**Task objective**
Every line with the string "title" should be gathered.

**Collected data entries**
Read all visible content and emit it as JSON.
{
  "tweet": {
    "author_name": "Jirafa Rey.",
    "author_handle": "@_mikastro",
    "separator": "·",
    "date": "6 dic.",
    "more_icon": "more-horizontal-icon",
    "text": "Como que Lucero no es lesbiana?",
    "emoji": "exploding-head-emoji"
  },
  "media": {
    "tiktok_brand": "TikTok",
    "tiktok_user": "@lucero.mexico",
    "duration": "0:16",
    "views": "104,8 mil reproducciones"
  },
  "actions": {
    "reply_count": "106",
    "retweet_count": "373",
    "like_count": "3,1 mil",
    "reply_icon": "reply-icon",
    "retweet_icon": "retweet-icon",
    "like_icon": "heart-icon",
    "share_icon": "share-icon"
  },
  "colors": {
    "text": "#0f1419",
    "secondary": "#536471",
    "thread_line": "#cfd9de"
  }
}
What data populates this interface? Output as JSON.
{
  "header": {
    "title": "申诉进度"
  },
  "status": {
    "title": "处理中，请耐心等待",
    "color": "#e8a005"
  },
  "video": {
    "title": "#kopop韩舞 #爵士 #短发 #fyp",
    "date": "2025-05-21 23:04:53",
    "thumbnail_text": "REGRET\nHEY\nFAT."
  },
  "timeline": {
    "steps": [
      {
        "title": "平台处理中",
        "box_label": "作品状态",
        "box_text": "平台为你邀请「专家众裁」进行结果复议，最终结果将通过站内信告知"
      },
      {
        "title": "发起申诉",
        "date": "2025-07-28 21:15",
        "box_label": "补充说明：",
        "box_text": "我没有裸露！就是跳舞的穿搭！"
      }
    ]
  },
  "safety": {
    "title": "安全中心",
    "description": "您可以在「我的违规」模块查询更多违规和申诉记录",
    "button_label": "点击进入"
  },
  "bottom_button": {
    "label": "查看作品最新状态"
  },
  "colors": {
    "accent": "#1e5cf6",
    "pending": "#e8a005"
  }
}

**Written reply**
    "title": "申诉进度"
    "title": "处理中，请耐心等待",
    "title": "#kopop韩舞 #爵士 #短发 #fyp",
        "title": "平台处理中",
        "title": "发起申诉",
    "title": "安全中心",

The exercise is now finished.